* [THE EXERCISE]: Repeat the whole listing exactly as written.
— begin —
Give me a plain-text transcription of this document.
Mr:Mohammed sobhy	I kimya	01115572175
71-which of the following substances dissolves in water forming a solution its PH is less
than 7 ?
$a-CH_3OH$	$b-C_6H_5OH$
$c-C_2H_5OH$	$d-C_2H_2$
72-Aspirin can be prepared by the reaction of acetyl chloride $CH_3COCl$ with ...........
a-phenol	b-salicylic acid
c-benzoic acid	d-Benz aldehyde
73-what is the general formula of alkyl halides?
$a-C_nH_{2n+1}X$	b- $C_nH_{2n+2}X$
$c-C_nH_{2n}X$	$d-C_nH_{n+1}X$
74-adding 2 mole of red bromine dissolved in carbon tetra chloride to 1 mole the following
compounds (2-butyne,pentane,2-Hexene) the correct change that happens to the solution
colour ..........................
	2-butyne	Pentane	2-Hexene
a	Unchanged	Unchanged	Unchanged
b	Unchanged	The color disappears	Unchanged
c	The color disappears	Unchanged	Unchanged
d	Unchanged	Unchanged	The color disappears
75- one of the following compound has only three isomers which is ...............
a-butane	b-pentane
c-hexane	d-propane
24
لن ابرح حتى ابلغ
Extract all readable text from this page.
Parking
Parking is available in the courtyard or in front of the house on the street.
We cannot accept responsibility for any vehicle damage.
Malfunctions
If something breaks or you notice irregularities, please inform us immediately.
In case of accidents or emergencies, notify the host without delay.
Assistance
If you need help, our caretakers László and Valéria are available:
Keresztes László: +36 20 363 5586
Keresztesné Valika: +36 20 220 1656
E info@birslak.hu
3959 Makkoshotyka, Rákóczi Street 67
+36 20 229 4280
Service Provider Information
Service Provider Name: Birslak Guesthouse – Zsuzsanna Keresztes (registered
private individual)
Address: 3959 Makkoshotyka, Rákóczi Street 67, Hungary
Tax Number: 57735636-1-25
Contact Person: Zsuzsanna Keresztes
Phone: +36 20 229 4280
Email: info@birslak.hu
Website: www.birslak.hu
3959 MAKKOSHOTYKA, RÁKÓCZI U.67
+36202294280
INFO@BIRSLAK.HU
— end —
* [WRITTEN ANSWER]:
Give me a plain-text transcription of this document.
Mr:Mohammed sobhy	I kimya	01115572175
71-which of the following substances dissolves in water forming a solution its PH is less
than 7 ?
$a-CH_3OH$	$b-C_6H_5OH$
$c-C_2H_5OH$	$d-C_2H_2$
72-Aspirin can be prepared by the reaction of acetyl chloride $CH_3COCl$ with ...........
a-phenol	b-salicylic acid
c-benzoic acid	d-Benz aldehyde
73-what is the general formula of alkyl halides?
$a-C_nH_{2n+1}X$	b- $C_nH_{2n+2}X$
$c-C_nH_{2n}X$	$d-C_nH_{n+1}X$
74-adding 2 mole of red bromine dissolved in carbon tetra chloride to 1 mole the following
compounds (2-butyne,pentane,2-Hexene) the correct change that happens to the solution
colour ..........................
	2-butyne	Pentane	2-Hexene
a	Unchanged	Unchanged	Unchanged
b	Unchanged	The color disappears	Unchanged
c	The color disappears	Unchanged	Unchanged
d	Unchanged	Unchanged	The color disappears
75- one of the following compound has only three isomers which is ...............
a-butane	b-pentane
c-hexane	d-propane
24
لن ابرح حتى ابلغ
Extract all readable text from this page.
Parking
Parking is available in the courtyard or in front of the house on the street.
We cannot accept responsibility for any vehicle damage.
Malfunctions
If something breaks or you notice irregularities, please inform us immediately.
In case of accidents or emergencies, notify the host without delay.
Assistance
If you need help, our caretakers László and Valéria are available:
Keresztes László: +36 20 363 5586
Keresztesné Valika: +36 20 220 1656
E info@birslak.hu
3959 Makkoshotyka, Rákóczi Street 67
+36 20 229 4280
Service Provider Information
Service Provider Name: Birslak Guesthouse – Zsuzsanna Keresztes (registered
private individual)
Address: 3959 Makkoshotyka, Rákóczi Street 67, Hungary
Tax Number: 57735636-1-25
Contact Person: Zsuzsanna Keresztes
Phone: +36 20 229 4280
Email: info@birslak.hu
Website: www.birslak.hu
3959 MAKKOSHOTYKA, RÁKÓCZI U.67
+36202294280
INFO@BIRSLAK.HU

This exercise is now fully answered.